* **Task directions**
Tally up the lines below that include the word "American". Answer with the number alone.

Records from a collection of figures:
=-=-=-=-=

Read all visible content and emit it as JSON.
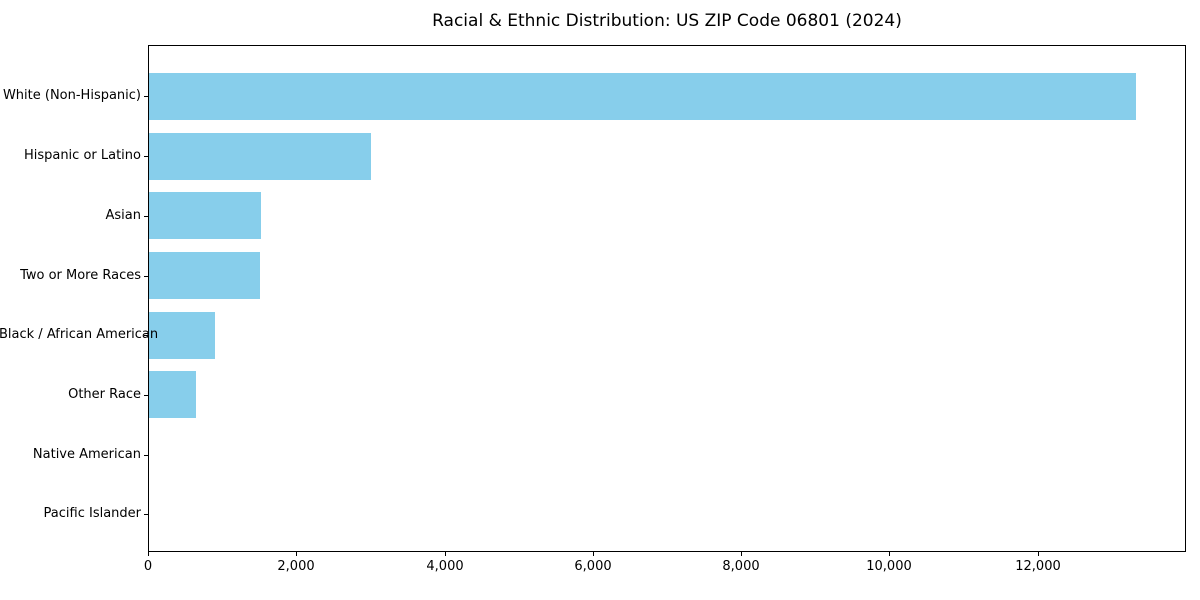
{
  "title": "Racial & Ethnic Distribution: US ZIP Code 06801 (2024)",
  "colors": {
    "bar": "#87CEEB",
    "text": "#000000",
    "spine": "#000000",
    "background": "#ffffff"
  },
  "chart_data": {
    "type": "bar",
    "orientation": "horizontal",
    "title": "Racial & Ethnic Distribution: US ZIP Code 06801 (2024)",
    "categories": [
      "White (Non-Hispanic)",
      "Hispanic or Latino",
      "Asian",
      "Two or More Races",
      "Black / African American",
      "Other Race",
      "Native American",
      "Pacific Islander"
    ],
    "values": [
      13310,
      2990,
      1515,
      1495,
      885,
      640,
      0,
      0
    ],
    "xlabel": "",
    "ylabel": "",
    "xlim": [
      0,
      14000
    ],
    "xticks": [
      0,
      2000,
      4000,
      6000,
      8000,
      10000,
      12000
    ],
    "xtick_labels": [
      "0",
      "2,000",
      "4,000",
      "6,000",
      "8,000",
      "10,000",
      "12,000"
    ],
    "bar_color": "#87CEEB",
    "grid": false,
    "legend": null
  }
}
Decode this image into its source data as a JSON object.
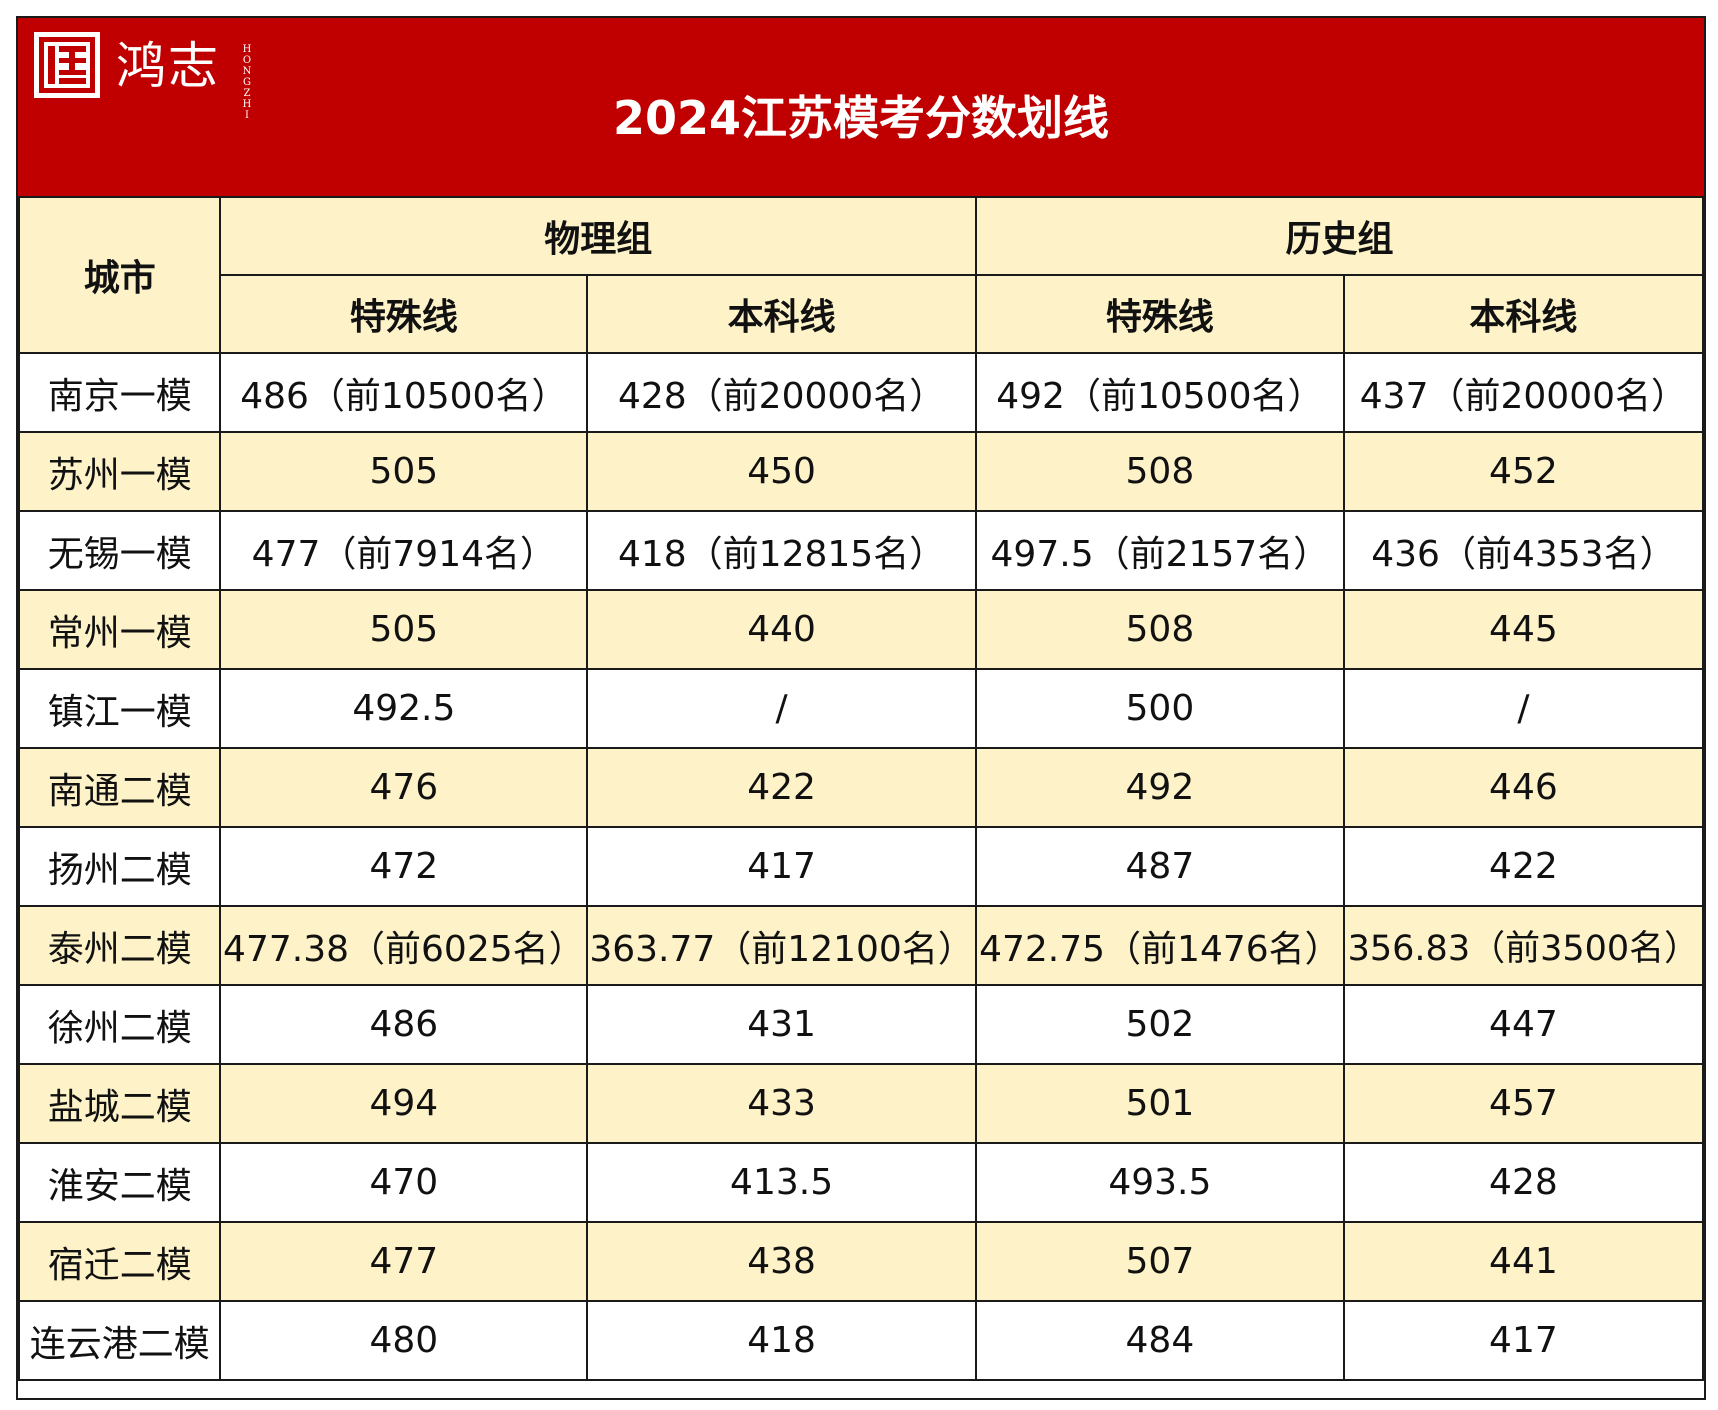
{
  "brand": {
    "name": "鸿志",
    "pinyin": [
      "H",
      "O",
      "N",
      "G",
      "Z",
      "H",
      "I"
    ]
  },
  "title": "2024江苏模考分数划线",
  "headers": {
    "city": "城市",
    "group_physics": "物理组",
    "group_history": "历史组",
    "special": "特殊线",
    "undergrad": "本科线"
  },
  "rows": [
    [
      "南京一模",
      "486（前10500名）",
      "428（前20000名）",
      "492（前10500名）",
      "437（前20000名）"
    ],
    [
      "苏州一模",
      "505",
      "450",
      "508",
      "452"
    ],
    [
      "无锡一模",
      "477（前7914名）",
      "418（前12815名）",
      "497.5（前2157名）",
      "436（前4353名）"
    ],
    [
      "常州一模",
      "505",
      "440",
      "508",
      "445"
    ],
    [
      "镇江一模",
      "492.5",
      "/",
      "500",
      "/"
    ],
    [
      "南通二模",
      "476",
      "422",
      "492",
      "446"
    ],
    [
      "扬州二模",
      "472",
      "417",
      "487",
      "422"
    ],
    [
      "泰州二模",
      "477.38（前6025名）",
      "363.77（前12100名）",
      "472.75（前1476名）",
      "356.83（前3500名）"
    ],
    [
      "徐州二模",
      "486",
      "431",
      "502",
      "447"
    ],
    [
      "盐城二模",
      "494",
      "433",
      "501",
      "457"
    ],
    [
      "淮安二模",
      "470",
      "413.5",
      "493.5",
      "428"
    ],
    [
      "宿迁二模",
      "477",
      "438",
      "507",
      "441"
    ],
    [
      "连云港二模",
      "480",
      "418",
      "484",
      "417"
    ]
  ],
  "colors": {
    "banner": "#c00000",
    "header_bg": "#fdf2c8",
    "alt_row_bg": "#fdf2c8",
    "border": "#1a1a1a"
  }
}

=-=-=-=-=

* **Result**
2